Reproduce the listing below exactly. Pictures do not belong in the copy.

Structured figure records:
** BEGIN **

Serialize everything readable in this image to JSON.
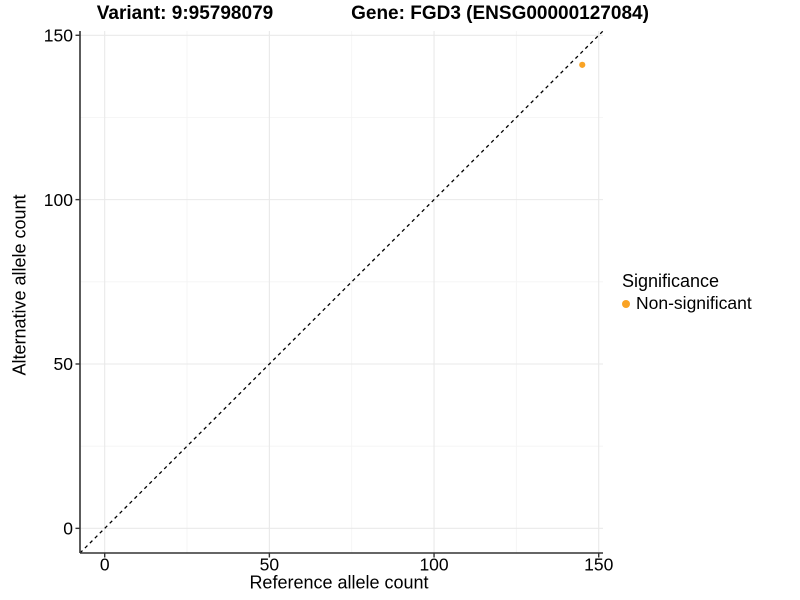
{
  "chart_data": {
    "type": "scatter",
    "title_left": "Variant: 9:95798079",
    "title_right": "Gene: FGD3 (ENSG00000127084)",
    "xlabel": "Reference allele count",
    "ylabel": "Alternative allele count",
    "x_ticks": [
      0,
      50,
      100,
      150
    ],
    "y_ticks": [
      0,
      50,
      100,
      150
    ],
    "xlim": [
      -7.5,
      151.3
    ],
    "ylim": [
      -7.5,
      151.3
    ],
    "grid": "major+minor",
    "grid_colors": {
      "major": "#E9E9E9",
      "minor": "#F4F4F4"
    },
    "axis_line_color": "#333333",
    "reference_line": {
      "type": "abline",
      "intercept": 0,
      "slope": 1,
      "style": "dashed",
      "color": "#000000"
    },
    "series": [
      {
        "name": "Non-significant",
        "color": "#F9A325",
        "points": [
          {
            "x": 145,
            "y": 141
          }
        ]
      }
    ],
    "legend": {
      "title": "Significance",
      "position": "right",
      "entries": [
        {
          "label": "Non-significant",
          "color": "#F9A325"
        }
      ]
    }
  }
}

** END **

• THE COMPLETED TASK:
Serialize everything readable in this image to JSON.
{
  "chart_data": {
    "type": "scatter",
    "title_left": "Variant: 9:95798079",
    "title_right": "Gene: FGD3 (ENSG00000127084)",
    "xlabel": "Reference allele count",
    "ylabel": "Alternative allele count",
    "x_ticks": [
      0,
      50,
      100,
      150
    ],
    "y_ticks": [
      0,
      50,
      100,
      150
    ],
    "xlim": [
      -7.5,
      151.3
    ],
    "ylim": [
      -7.5,
      151.3
    ],
    "grid": "major+minor",
    "grid_colors": {
      "major": "#E9E9E9",
      "minor": "#F4F4F4"
    },
    "axis_line_color": "#333333",
    "reference_line": {
      "type": "abline",
      "intercept": 0,
      "slope": 1,
      "style": "dashed",
      "color": "#000000"
    },
    "series": [
      {
        "name": "Non-significant",
        "color": "#F9A325",
        "points": [
          {
            "x": 145,
            "y": 141
          }
        ]
      }
    ],
    "legend": {
      "title": "Significance",
      "position": "right",
      "entries": [
        {
          "label": "Non-significant",
          "color": "#F9A325"
        }
      ]
    }
  }
}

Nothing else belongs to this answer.